Exercise requirements
Skip the pictures and quote all of the lines exactly.

Recorded data:

+ + + + +

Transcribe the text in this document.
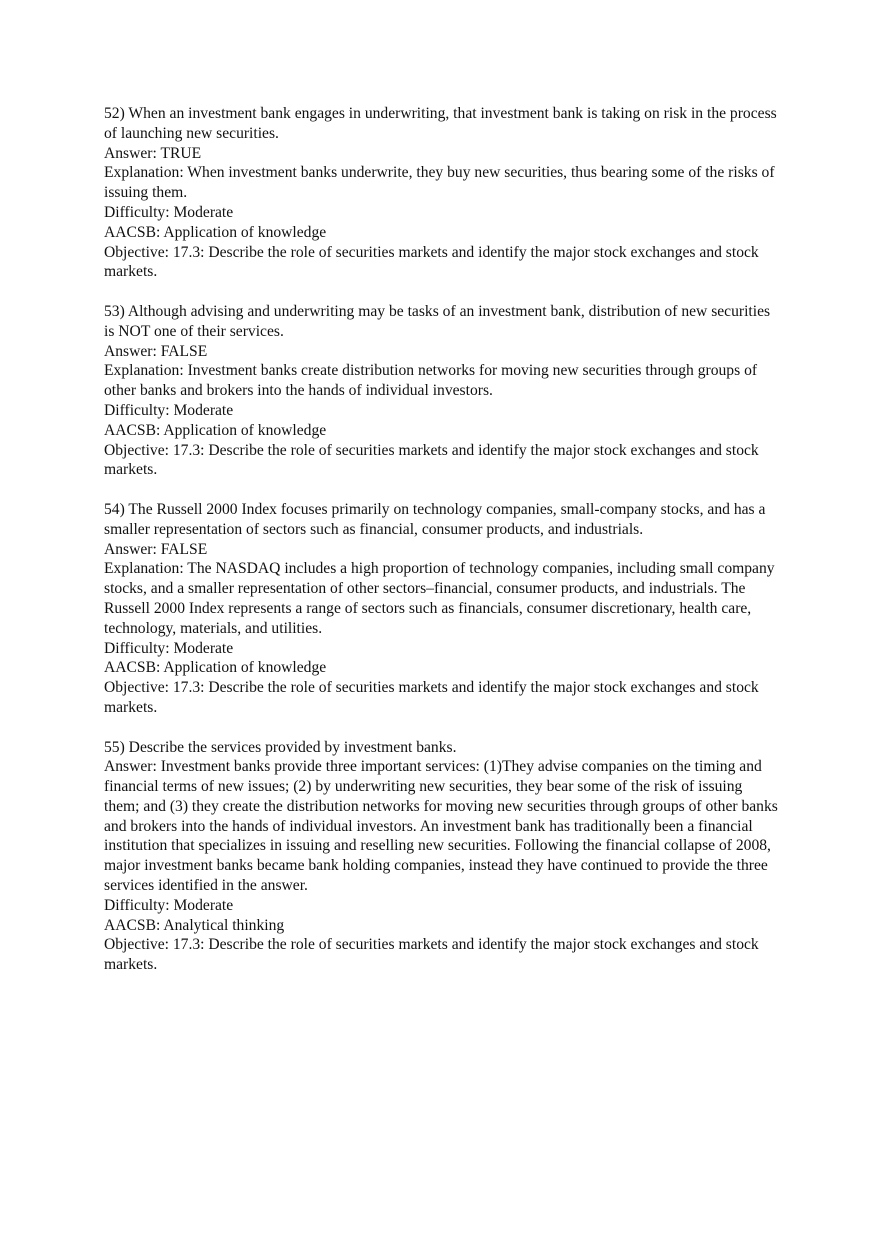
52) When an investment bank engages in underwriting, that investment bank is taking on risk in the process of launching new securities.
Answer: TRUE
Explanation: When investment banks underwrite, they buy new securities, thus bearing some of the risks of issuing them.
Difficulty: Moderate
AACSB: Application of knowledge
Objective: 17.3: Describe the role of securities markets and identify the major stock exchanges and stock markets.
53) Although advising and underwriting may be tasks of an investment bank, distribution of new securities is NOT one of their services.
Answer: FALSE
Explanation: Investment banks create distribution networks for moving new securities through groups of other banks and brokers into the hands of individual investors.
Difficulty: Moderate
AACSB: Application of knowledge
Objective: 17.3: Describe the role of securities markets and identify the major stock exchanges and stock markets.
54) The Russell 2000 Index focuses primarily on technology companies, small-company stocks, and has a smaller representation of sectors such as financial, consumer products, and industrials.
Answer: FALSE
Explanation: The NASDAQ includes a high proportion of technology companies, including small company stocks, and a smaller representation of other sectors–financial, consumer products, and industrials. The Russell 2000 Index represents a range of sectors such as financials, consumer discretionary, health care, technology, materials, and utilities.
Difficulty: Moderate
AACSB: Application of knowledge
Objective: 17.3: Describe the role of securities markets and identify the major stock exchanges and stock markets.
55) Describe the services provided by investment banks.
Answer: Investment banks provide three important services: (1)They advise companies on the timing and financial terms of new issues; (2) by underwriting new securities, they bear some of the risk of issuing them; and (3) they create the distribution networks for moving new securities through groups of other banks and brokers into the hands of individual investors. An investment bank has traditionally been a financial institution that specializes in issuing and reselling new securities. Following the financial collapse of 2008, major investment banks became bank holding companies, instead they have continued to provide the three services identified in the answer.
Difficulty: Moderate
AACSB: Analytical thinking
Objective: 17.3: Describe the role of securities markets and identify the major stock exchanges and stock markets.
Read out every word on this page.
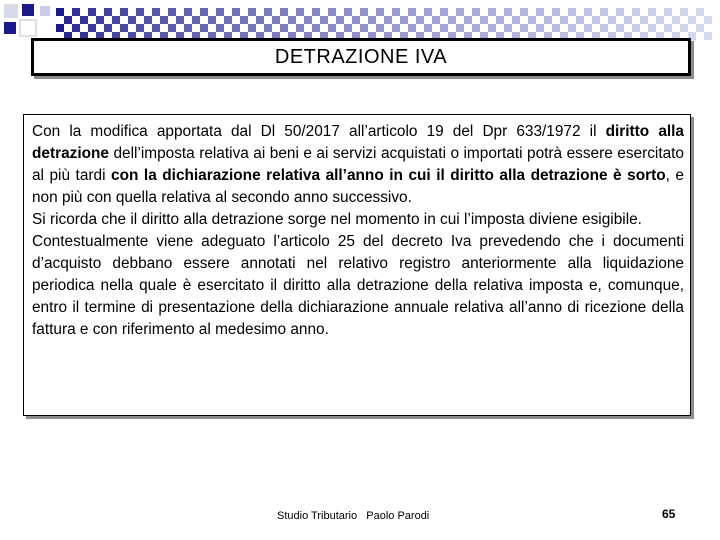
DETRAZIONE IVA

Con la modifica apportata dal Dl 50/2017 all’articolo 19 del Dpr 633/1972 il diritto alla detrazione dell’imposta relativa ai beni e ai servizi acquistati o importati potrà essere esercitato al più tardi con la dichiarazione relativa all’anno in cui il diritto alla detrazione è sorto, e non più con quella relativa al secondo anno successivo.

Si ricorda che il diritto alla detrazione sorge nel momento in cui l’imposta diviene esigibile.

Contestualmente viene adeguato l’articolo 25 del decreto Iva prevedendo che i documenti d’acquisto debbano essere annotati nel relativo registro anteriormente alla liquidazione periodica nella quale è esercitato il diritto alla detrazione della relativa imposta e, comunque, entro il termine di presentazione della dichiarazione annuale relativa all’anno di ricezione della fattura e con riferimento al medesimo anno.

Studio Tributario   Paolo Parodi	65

+ + + + +

Written answer
Transcribe the text in this document.
52) When an investment bank engages in underwriting, that investment bank is taking on risk in the process of launching new securities.
Answer: TRUE
Explanation: When investment banks underwrite, they buy new securities, thus bearing some of the risks of issuing them.
Difficulty: Moderate
AACSB: Application of knowledge
Objective: 17.3: Describe the role of securities markets and identify the major stock exchanges and stock markets.
53) Although advising and underwriting may be tasks of an investment bank, distribution of new securities is NOT one of their services.
Answer: FALSE
Explanation: Investment banks create distribution networks for moving new securities through groups of other banks and brokers into the hands of individual investors.
Difficulty: Moderate
AACSB: Application of knowledge
Objective: 17.3: Describe the role of securities markets and identify the major stock exchanges and stock markets.
54) The Russell 2000 Index focuses primarily on technology companies, small-company stocks, and has a smaller representation of sectors such as financial, consumer products, and industrials.
Answer: FALSE
Explanation: The NASDAQ includes a high proportion of technology companies, including small company stocks, and a smaller representation of other sectors–financial, consumer products, and industrials. The Russell 2000 Index represents a range of sectors such as financials, consumer discretionary, health care, technology, materials, and utilities.
Difficulty: Moderate
AACSB: Application of knowledge
Objective: 17.3: Describe the role of securities markets and identify the major stock exchanges and stock markets.
55) Describe the services provided by investment banks.
Answer: Investment banks provide three important services: (1)They advise companies on the timing and financial terms of new issues; (2) by underwriting new securities, they bear some of the risk of issuing them; and (3) they create the distribution networks for moving new securities through groups of other banks and brokers into the hands of individual investors. An investment bank has traditionally been a financial institution that specializes in issuing and reselling new securities. Following the financial collapse of 2008, major investment banks became bank holding companies, instead they have continued to provide the three services identified in the answer.
Difficulty: Moderate
AACSB: Analytical thinking
Objective: 17.3: Describe the role of securities markets and identify the major stock exchanges and stock markets.
Read out every word on this page.
DETRAZIONE IVA

Con la modifica apportata dal Dl 50/2017 all’articolo 19 del Dpr 633/1972 il diritto alla detrazione dell’imposta relativa ai beni e ai servizi acquistati o importati potrà essere esercitato al più tardi con la dichiarazione relativa all’anno in cui il diritto alla detrazione è sorto, e non più con quella relativa al secondo anno successivo.

Si ricorda che il diritto alla detrazione sorge nel momento in cui l’imposta diviene esigibile.

Contestualmente viene adeguato l’articolo 25 del decreto Iva prevedendo che i documenti d’acquisto debbano essere annotati nel relativo registro anteriormente alla liquidazione periodica nella quale è esercitato il diritto alla detrazione della relativa imposta e, comunque, entro il termine di presentazione della dichiarazione annuale relativa all’anno di ricezione della fattura e con riferimento al medesimo anno.

Studio Tributario   Paolo Parodi	65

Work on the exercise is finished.